Reading text:
┄┄┄┄┄┄┄┄┄┄┄┄┄┄┄┄┄┄┄┄
In response, Kim teaches “each microphone of the multiple microphones 102 may be configured to generate a respective audio signal of the multiple audio signals 112 based on sound 108 of the far-field acoustic environment 110 as detected at the microphone. To illustrate, the first microphone 104 may detect at least a portion of the sound 108 and may generate a first audio signal of the audio signals 112 based on the portion of the sound 108 detected at the first physically separated”, see [0094]. In other words, Kim teaches separating sound 108 (an input audio signal) into separate channels (at least two separated signals). While Applicant is correct that Kim obtains multiple signals using multiple microphones, they are separate signals obtained from a single input signal (sound 108), and there is no reason why the particular language of the claims, which merely recites “an input signal” cannot be fairly interpreted as the acoustic input signal in Kim.
Next, on pages 9-10, Applicant argues that Kim does not “generate a denoised signal at a current frame based on a primary separated signal and one or more secondary separated signals selected from the at least two separated signals of the audio signal at the current frame”, allegedly because Kim forms a raked output based on multiple directional audio signals from a beamformer by combining two or more directional audio signals.
┄┄┄┄┄┄┄┄┄┄┄┄┄┄┄┄┄┄┄┄
Required work:
A - In the passage on Kim, on which pages does Applicant argue that Kim does not generate a denoised signal at a current frame?
B - Does each statement below agree with the passage on Kim? Answer yes or no for each, and quote the words of the passage that decide it.
(i) Applicant is right that Kim obtains multiple signals using multiple microphones.
(ii) The claims recite several input signals.
(iii) Applicant argues that Kim forms a raked output by combining directional audio signals from a beamformer.
┄┄┄┄┄┄┄┄┄┄┄┄┄┄┄┄┄┄┄┄
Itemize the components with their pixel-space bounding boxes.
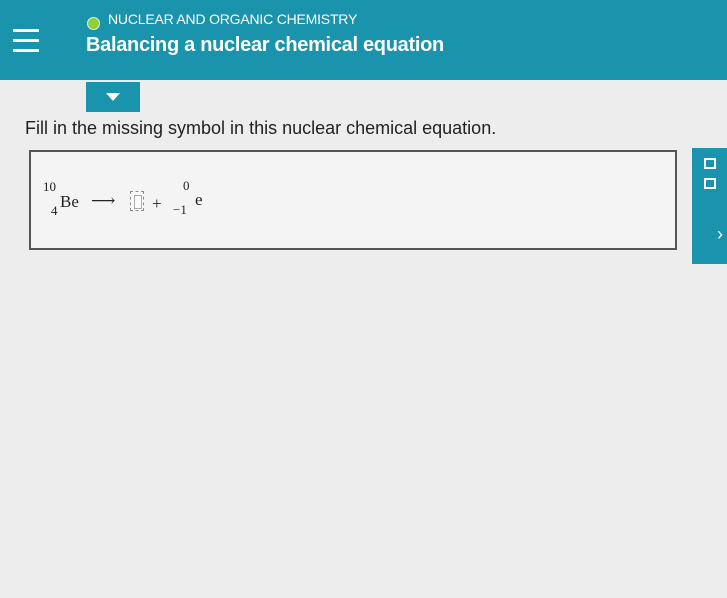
product-symbol: e xyxy=(195,190,203,209)
header-bar: NUCLEAR AND ORGANIC CHEMISTRY Balancing … xyxy=(0,0,727,80)
caret-down-icon xyxy=(106,93,120,101)
product-mass-number: 0 xyxy=(183,178,190,193)
page-title: Balancing a nuclear chemical equation xyxy=(86,34,444,56)
answer-area[interactable] xyxy=(29,150,677,250)
question-prompt: Fill in the missing symbol in this nucle… xyxy=(25,118,497,138)
reactant-atomic-number: 4 xyxy=(51,203,58,218)
reactant-mass-number: 10 xyxy=(43,179,56,194)
side-toolbar xyxy=(692,148,727,264)
plus-sign: + xyxy=(152,194,162,213)
collapse-button[interactable] xyxy=(86,82,140,112)
reactant-symbol: Be xyxy=(60,192,79,211)
product-atomic-number: −1 xyxy=(173,202,187,217)
menu-icon[interactable] xyxy=(0,0,52,80)
chevron-right-icon[interactable]: › xyxy=(717,224,723,245)
missing-symbol-input[interactable] xyxy=(130,191,144,211)
status-dot-icon xyxy=(87,17,100,30)
topic-label: NUCLEAR AND ORGANIC CHEMISTRY xyxy=(108,11,358,27)
superscript-box-icon[interactable] xyxy=(704,158,716,169)
subscript-box-icon[interactable] xyxy=(704,178,716,189)
reaction-arrow: ⟶ xyxy=(91,191,116,210)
┄┄┄┄┄┄┄┄┄┄┄┄┄┄┄┄┄┄┄┄
Task responses:
A - Pages 9-10.

B -
(i) Yes: "While Applicant is correct that Kim obtains multiple signals using multiple microphones"
(ii) No: "the particular language of the claims, which merely recites “an input signal”"
(iii) Yes: "allegedly because Kim forms a raked output based on multiple directional audio signals from a beamformer by combining two or more directional audio signals"